What you should do: Below is a listing to transcribe in full and exactly; keep the pictures out.

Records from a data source
+++
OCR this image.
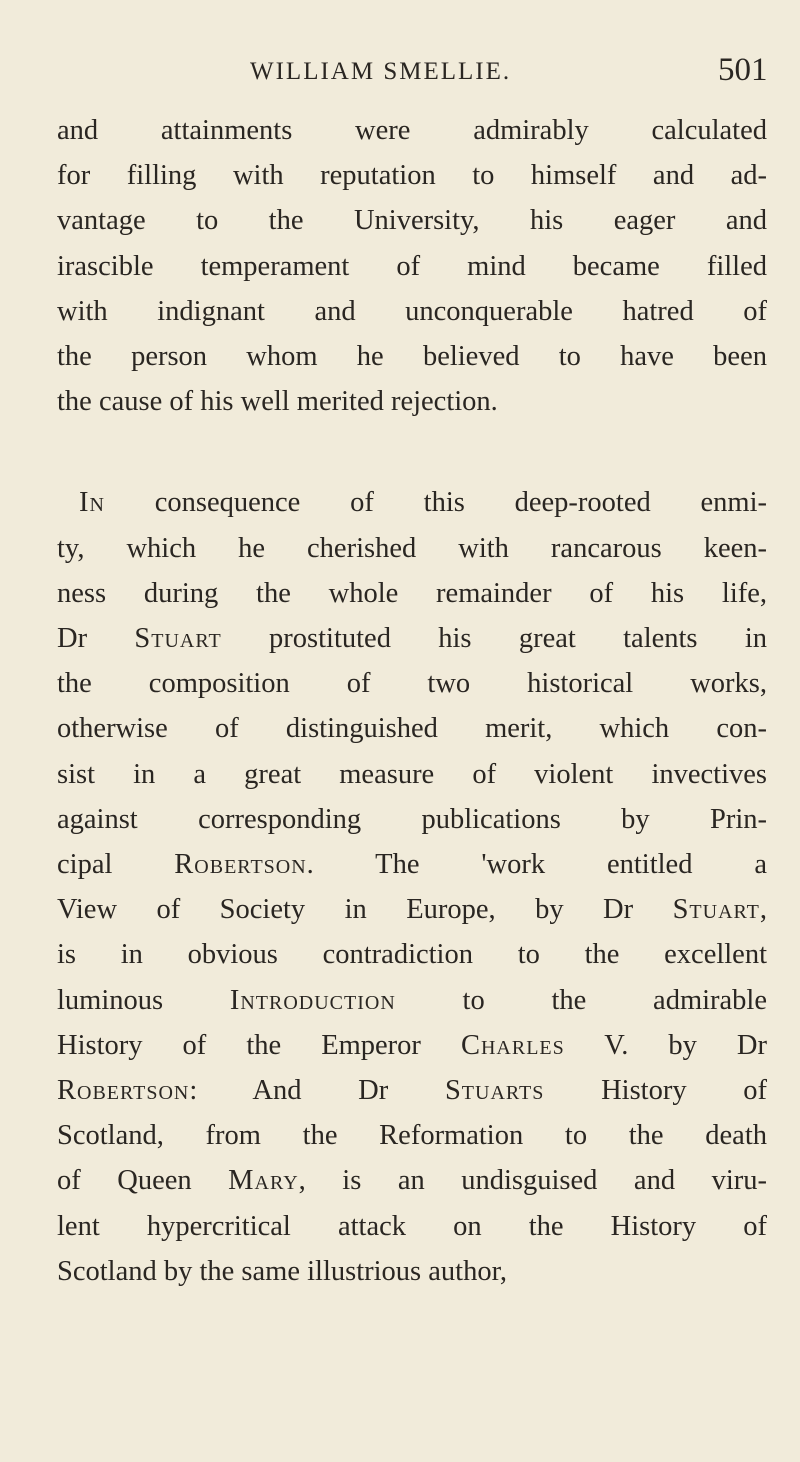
WILLIAM SMELLIE.	501
and attainments were admirably calculated
for filling with reputation to himself and ad-
vantage to the University, his eager and
irascible temperament of mind became filled
with indignant and unconquerable hatred of
the person whom he believed to have been
the cause of his well merited rejection.
In consequence of this deep-rooted enmi-
ty, which he cherished with rancarous keen-
ness during the whole remainder of his life,
Dr Stuart prostituted his great talents in
the composition of two historical works,
otherwise of distinguished merit, which con-
sist in a great measure of violent invectives
against corresponding publications by Prin-
cipal Robertson. The 'work entitled a
View of Society in Europe, by Dr Stuart,
is in obvious contradiction to the excellent
luminous Introduction to the admirable
History of the Emperor Charles V. by Dr
Robertson: And Dr Stuarts History of
Scotland, from the Reformation to the death
of Queen Mary, is an undisguised and viru-
lent hypercritical attack on the History of
Scotland by the same illustrious author,
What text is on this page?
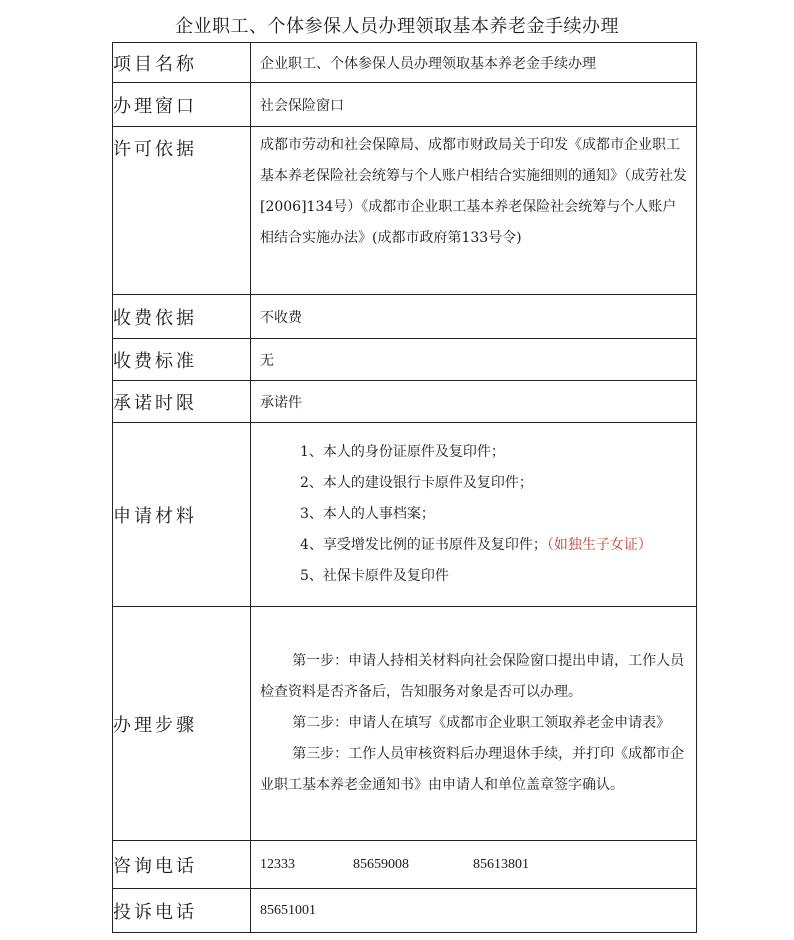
企业职工、个体参保人员办理领取基本养老金手续办理
项目名称	企业职工、个体参保人员办理领取基本养老金手续办理
办理窗口	社会保险窗口
许可依据	成都市劳动和社会保障局、成都市财政局关于印发《成都市企业职工基本养老保险社会统筹与个人账户相结合实施细则的通知》（成劳社发[2006]134号）《成都市企业职工基本养老保险社会统筹与个人账户相结合实施办法》(成都市政府第133号令)

收费依据	不收费
收费标准	无
承诺时限	承诺件
申请材料	1、本人的身份证原件及复印件；

2、本人的建设银行卡原件及复印件；

3、本人的人事档案；

4、享受增发比例的证书原件及复印件；（如独生子女证）

5、社保卡原件及复印件

办理步骤	第一步：申请人持相关材料向社会保险窗口提出申请，工作人员检查资料是否齐备后，告知服务对象是否可以办理。

第二步：申请人在填写《成都市企业职工领取养老金申请表》

第三步：工作人员审核资料后办理退休手续，并打印《成都市企业职工基本养老金通知书》由申请人和单位盖章签字确认。

咨询电话	12333 85659008 85613801
投诉电话	85651001
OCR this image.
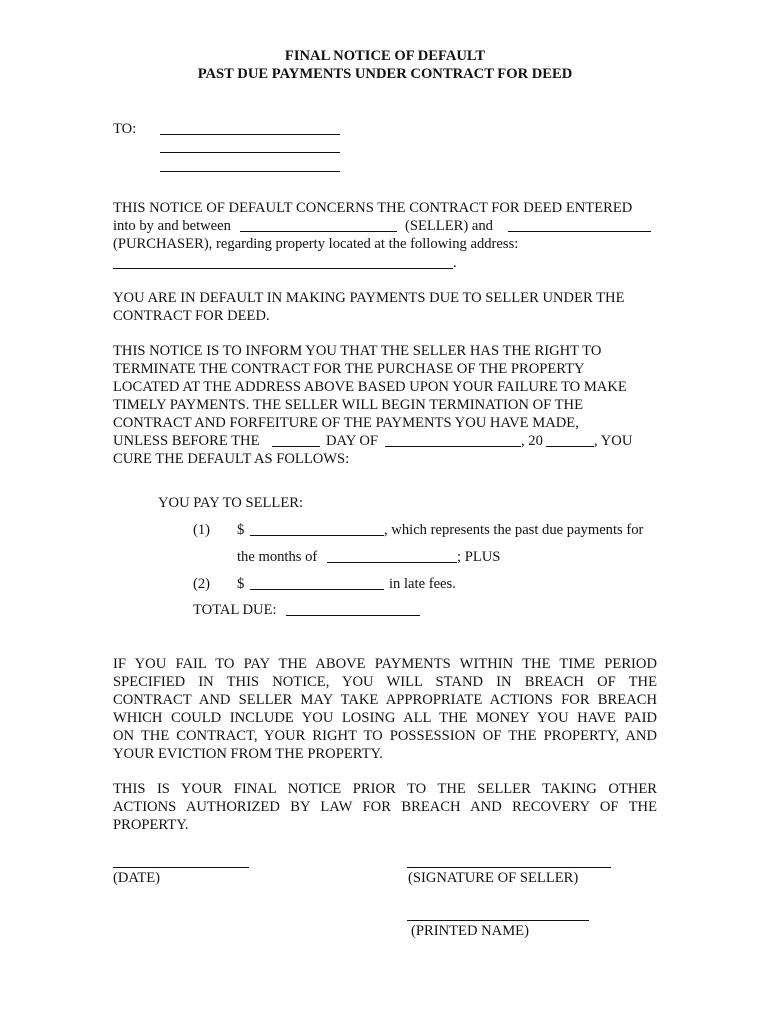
FINAL NOTICE OF DEFAULT
PAST DUE PAYMENTS UNDER CONTRACT FOR DEED
TO:
THIS NOTICE OF DEFAULT CONCERNS THE CONTRACT FOR DEED ENTERED
into by and between	(SELLER) and
(PURCHASER), regarding property located at the following address:
.
YOU ARE IN DEFAULT IN MAKING PAYMENTS DUE TO SELLER UNDER THE
CONTRACT FOR DEED.
THIS NOTICE IS TO INFORM YOU THAT THE SELLER HAS THE RIGHT TO
TERMINATE THE CONTRACT FOR THE PURCHASE OF THE PROPERTY
LOCATED AT THE ADDRESS ABOVE BASED UPON YOUR FAILURE TO MAKE
TIMELY PAYMENTS. THE SELLER WILL BEGIN TERMINATION OF THE
CONTRACT AND FORFEITURE OF THE PAYMENTS YOU HAVE MADE,
UNLESS BEFORE THE	DAY OF	, 20	, YOU
CURE THE DEFAULT AS FOLLOWS:
YOU PAY TO SELLER:
(1) $	, which represents the past due payments for
the months of	; PLUS
(2) $	in late fees.
TOTAL DUE:
IF YOU FAIL TO PAY THE ABOVE PAYMENTS WITHIN THE TIME PERIOD
SPECIFIED IN THIS NOTICE, YOU WILL STAND IN BREACH OF THE
CONTRACT AND SELLER MAY TAKE APPROPRIATE ACTIONS FOR BREACH
WHICH COULD INCLUDE YOU LOSING ALL THE MONEY YOU HAVE PAID
ON THE CONTRACT, YOUR RIGHT TO POSSESSION OF THE PROPERTY, AND
YOUR EVICTION FROM THE PROPERTY.
THIS IS YOUR FINAL NOTICE PRIOR TO THE SELLER TAKING OTHER
ACTIONS AUTHORIZED BY LAW FOR BREACH AND RECOVERY OF THE
PROPERTY.
(DATE)	(SIGNATURE OF SELLER)
(PRINTED NAME)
+++
Completed exercise:
OCR this image.
WILLIAM SMELLIE.	501
and attainments were admirably calculated
for filling with reputation to himself and ad-
vantage to the University, his eager and
irascible temperament of mind became filled
with indignant and unconquerable hatred of
the person whom he believed to have been
the cause of his well merited rejection.
In consequence of this deep-rooted enmi-
ty, which he cherished with rancarous keen-
ness during the whole remainder of his life,
Dr Stuart prostituted his great talents in
the composition of two historical works,
otherwise of distinguished merit, which con-
sist in a great measure of violent invectives
against corresponding publications by Prin-
cipal Robertson. The 'work entitled a
View of Society in Europe, by Dr Stuart,
is in obvious contradiction to the excellent
luminous Introduction to the admirable
History of the Emperor Charles V. by Dr
Robertson: And Dr Stuarts History of
Scotland, from the Reformation to the death
of Queen Mary, is an undisguised and viru-
lent hypercritical attack on the History of
Scotland by the same illustrious author,
What text is on this page?
企业职工、个体参保人员办理领取基本养老金手续办理
项目名称	企业职工、个体参保人员办理领取基本养老金手续办理
办理窗口	社会保险窗口
许可依据	成都市劳动和社会保障局、成都市财政局关于印发《成都市企业职工基本养老保险社会统筹与个人账户相结合实施细则的通知》（成劳社发[2006]134号）《成都市企业职工基本养老保险社会统筹与个人账户相结合实施办法》(成都市政府第133号令)

收费依据	不收费
收费标准	无
承诺时限	承诺件
申请材料	1、本人的身份证原件及复印件；

2、本人的建设银行卡原件及复印件；

3、本人的人事档案；

4、享受增发比例的证书原件及复印件；（如独生子女证）

5、社保卡原件及复印件

办理步骤	第一步：申请人持相关材料向社会保险窗口提出申请，工作人员检查资料是否齐备后，告知服务对象是否可以办理。

第二步：申请人在填写《成都市企业职工领取养老金申请表》

第三步：工作人员审核资料后办理退休手续，并打印《成都市企业职工基本养老金通知书》由申请人和单位盖章签字确认。

咨询电话	12333 85659008 85613801
投诉电话	85651001
OCR this image.
FINAL NOTICE OF DEFAULT
PAST DUE PAYMENTS UNDER CONTRACT FOR DEED
TO:
THIS NOTICE OF DEFAULT CONCERNS THE CONTRACT FOR DEED ENTERED
into by and between	(SELLER) and
(PURCHASER), regarding property located at the following address:
.
YOU ARE IN DEFAULT IN MAKING PAYMENTS DUE TO SELLER UNDER THE
CONTRACT FOR DEED.
THIS NOTICE IS TO INFORM YOU THAT THE SELLER HAS THE RIGHT TO
TERMINATE THE CONTRACT FOR THE PURCHASE OF THE PROPERTY
LOCATED AT THE ADDRESS ABOVE BASED UPON YOUR FAILURE TO MAKE
TIMELY PAYMENTS. THE SELLER WILL BEGIN TERMINATION OF THE
CONTRACT AND FORFEITURE OF THE PAYMENTS YOU HAVE MADE,
UNLESS BEFORE THE	DAY OF	, 20	, YOU
CURE THE DEFAULT AS FOLLOWS:
YOU PAY TO SELLER:
(1) $	, which represents the past due payments for
the months of	; PLUS
(2) $	in late fees.
TOTAL DUE:
IF YOU FAIL TO PAY THE ABOVE PAYMENTS WITHIN THE TIME PERIOD
SPECIFIED IN THIS NOTICE, YOU WILL STAND IN BREACH OF THE
CONTRACT AND SELLER MAY TAKE APPROPRIATE ACTIONS FOR BREACH
WHICH COULD INCLUDE YOU LOSING ALL THE MONEY YOU HAVE PAID
ON THE CONTRACT, YOUR RIGHT TO POSSESSION OF THE PROPERTY, AND
YOUR EVICTION FROM THE PROPERTY.
THIS IS YOUR FINAL NOTICE PRIOR TO THE SELLER TAKING OTHER
ACTIONS AUTHORIZED BY LAW FOR BREACH AND RECOVERY OF THE
PROPERTY.
(DATE)	(SIGNATURE OF SELLER)
(PRINTED NAME)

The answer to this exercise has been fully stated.